Your task is to locate every line holding the string "JSON" and to copy each of them.

-- start --

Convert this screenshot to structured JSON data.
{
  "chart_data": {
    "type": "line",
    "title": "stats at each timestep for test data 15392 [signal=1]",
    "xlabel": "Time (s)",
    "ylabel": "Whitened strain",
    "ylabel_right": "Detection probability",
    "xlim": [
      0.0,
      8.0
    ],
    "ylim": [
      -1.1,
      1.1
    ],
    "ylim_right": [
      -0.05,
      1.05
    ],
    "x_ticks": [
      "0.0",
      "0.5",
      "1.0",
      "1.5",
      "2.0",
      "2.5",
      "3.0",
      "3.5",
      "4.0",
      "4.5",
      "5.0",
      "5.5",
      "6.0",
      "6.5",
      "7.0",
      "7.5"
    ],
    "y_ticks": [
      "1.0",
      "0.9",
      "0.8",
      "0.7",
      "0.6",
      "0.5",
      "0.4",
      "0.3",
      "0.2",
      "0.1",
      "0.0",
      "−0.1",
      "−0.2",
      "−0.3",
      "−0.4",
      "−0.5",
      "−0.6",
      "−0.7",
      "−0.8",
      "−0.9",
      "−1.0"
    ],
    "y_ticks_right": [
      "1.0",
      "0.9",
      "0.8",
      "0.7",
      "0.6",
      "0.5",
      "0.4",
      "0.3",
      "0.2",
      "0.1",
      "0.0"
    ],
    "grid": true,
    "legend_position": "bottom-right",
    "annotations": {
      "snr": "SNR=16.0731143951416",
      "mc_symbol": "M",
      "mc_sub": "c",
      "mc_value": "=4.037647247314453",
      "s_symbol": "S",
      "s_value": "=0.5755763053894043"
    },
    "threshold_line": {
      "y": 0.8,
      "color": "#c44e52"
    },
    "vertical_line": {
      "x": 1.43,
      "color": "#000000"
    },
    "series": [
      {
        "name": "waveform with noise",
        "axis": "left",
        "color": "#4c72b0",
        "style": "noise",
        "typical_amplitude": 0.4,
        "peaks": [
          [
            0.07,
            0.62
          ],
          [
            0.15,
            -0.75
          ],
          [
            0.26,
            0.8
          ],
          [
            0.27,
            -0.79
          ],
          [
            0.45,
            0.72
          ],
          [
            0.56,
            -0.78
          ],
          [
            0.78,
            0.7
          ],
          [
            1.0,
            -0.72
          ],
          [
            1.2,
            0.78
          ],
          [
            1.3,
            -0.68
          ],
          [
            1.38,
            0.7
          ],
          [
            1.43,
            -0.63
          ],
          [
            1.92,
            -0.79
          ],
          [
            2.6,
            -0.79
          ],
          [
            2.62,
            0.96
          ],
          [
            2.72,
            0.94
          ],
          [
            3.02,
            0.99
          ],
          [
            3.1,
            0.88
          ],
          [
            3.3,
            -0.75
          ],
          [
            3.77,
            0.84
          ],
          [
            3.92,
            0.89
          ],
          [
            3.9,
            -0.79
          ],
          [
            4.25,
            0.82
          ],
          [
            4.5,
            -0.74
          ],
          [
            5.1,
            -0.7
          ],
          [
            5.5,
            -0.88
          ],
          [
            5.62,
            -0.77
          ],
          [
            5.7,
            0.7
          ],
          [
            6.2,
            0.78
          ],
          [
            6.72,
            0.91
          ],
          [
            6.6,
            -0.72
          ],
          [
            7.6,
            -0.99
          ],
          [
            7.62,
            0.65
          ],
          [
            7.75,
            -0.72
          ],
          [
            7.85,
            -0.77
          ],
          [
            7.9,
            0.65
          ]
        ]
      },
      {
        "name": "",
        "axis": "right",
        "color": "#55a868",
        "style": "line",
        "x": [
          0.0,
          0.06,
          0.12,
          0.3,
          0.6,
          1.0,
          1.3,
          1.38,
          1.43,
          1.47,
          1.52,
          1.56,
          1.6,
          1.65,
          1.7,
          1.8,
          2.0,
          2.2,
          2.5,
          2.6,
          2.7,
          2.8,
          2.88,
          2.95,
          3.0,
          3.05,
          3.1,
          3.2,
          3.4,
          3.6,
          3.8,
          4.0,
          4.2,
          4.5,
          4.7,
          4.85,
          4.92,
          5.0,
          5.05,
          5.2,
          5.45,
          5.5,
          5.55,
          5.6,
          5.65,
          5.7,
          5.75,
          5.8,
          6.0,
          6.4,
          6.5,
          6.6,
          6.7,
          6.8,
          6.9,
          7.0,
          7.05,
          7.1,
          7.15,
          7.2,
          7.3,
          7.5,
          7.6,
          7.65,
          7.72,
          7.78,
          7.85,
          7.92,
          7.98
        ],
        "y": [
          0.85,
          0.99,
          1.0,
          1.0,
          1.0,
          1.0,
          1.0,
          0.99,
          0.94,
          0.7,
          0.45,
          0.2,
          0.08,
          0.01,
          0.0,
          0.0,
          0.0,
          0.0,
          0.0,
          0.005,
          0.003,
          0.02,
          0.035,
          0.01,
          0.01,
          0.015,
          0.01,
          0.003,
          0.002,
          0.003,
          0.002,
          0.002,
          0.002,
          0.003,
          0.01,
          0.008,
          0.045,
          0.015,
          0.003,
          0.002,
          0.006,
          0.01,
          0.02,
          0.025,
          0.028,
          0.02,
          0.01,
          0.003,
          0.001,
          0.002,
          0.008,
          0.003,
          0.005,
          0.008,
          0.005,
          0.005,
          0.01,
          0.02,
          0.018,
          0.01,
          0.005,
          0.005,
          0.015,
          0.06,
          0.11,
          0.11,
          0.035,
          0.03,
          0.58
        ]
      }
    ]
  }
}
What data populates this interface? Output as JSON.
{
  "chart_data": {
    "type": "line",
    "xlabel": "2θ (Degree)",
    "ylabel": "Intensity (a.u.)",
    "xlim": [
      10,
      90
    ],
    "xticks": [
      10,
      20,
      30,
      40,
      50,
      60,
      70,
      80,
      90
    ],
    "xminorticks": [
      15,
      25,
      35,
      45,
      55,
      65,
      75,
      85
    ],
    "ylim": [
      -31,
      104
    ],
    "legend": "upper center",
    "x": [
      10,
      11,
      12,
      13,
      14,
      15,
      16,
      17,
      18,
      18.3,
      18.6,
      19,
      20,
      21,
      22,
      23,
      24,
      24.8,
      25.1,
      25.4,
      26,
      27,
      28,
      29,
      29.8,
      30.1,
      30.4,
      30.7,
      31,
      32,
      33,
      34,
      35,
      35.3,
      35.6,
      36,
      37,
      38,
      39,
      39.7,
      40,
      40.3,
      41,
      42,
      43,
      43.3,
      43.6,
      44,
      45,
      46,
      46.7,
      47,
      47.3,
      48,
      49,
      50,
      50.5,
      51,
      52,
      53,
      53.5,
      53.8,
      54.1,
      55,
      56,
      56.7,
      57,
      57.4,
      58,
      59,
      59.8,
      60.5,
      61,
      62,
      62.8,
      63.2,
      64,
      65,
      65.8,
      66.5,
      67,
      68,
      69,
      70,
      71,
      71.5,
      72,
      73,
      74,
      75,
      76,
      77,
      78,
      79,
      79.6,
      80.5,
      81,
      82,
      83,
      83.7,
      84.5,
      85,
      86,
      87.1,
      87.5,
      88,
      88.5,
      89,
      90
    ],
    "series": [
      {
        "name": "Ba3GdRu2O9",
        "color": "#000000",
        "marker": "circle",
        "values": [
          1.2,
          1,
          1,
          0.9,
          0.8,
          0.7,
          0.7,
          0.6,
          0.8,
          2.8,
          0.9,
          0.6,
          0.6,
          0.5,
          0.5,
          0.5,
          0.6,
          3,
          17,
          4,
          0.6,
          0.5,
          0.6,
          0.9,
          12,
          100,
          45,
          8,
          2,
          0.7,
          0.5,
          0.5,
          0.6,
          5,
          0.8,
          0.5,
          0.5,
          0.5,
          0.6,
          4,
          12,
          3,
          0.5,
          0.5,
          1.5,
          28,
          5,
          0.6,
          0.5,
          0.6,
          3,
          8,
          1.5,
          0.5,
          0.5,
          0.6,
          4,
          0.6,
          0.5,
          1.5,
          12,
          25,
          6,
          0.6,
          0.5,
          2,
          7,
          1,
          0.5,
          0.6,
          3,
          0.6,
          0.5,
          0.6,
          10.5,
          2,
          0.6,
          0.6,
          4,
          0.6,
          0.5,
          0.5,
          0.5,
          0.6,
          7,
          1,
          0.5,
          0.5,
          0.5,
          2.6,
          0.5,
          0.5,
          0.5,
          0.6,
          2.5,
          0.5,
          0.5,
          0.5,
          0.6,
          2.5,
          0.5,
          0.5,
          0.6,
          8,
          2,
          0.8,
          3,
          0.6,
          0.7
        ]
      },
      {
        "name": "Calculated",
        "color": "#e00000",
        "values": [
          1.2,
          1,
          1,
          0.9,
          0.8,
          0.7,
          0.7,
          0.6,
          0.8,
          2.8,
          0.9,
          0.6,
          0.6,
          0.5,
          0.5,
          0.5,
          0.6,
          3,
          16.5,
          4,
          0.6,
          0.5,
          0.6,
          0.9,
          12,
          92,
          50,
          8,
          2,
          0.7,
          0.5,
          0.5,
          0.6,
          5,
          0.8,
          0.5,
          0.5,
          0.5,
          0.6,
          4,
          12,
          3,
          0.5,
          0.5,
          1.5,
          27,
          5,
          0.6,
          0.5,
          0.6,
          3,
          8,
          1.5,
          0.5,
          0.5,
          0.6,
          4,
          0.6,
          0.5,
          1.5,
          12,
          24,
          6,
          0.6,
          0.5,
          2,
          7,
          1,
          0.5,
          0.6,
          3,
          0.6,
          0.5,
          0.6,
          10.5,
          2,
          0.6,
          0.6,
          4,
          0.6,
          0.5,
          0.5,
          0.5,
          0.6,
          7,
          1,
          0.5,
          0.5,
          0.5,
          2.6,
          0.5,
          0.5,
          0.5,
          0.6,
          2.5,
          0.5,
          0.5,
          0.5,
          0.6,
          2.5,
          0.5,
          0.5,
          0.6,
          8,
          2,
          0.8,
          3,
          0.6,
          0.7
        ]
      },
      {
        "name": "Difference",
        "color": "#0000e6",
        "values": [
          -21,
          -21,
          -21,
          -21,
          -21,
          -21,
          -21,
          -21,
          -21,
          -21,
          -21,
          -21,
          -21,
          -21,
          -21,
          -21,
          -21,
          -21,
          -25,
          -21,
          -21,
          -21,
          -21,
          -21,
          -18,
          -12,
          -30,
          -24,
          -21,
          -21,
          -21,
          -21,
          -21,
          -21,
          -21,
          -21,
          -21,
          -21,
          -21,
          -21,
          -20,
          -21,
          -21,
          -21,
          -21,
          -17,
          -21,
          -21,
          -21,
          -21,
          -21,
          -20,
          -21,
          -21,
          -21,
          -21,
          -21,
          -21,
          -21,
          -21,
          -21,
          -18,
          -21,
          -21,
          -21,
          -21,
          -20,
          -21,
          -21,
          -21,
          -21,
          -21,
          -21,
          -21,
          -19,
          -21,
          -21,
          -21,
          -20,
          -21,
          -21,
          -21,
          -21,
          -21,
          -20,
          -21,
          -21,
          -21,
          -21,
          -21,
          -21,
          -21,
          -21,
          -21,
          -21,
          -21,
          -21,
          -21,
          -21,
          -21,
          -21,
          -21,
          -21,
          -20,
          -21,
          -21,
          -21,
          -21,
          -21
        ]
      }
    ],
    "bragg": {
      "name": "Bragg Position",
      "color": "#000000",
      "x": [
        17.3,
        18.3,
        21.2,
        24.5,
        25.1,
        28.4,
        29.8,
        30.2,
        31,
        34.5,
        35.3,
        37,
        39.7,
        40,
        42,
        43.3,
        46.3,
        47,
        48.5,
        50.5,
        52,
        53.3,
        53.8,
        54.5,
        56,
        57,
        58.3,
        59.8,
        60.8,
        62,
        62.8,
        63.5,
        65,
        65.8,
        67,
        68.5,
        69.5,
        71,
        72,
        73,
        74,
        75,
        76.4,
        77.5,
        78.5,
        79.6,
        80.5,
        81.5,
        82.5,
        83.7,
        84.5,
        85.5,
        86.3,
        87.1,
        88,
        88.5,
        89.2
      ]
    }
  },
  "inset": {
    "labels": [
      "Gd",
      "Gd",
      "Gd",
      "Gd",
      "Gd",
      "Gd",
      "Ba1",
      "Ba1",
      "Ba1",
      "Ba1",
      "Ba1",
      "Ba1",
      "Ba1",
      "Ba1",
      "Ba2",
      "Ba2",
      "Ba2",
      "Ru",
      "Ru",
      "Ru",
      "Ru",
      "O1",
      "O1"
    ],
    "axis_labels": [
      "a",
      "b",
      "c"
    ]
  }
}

-- end --

**The result:**
Convert this screenshot to structured JSON data.
What data populates this interface? Output as JSON.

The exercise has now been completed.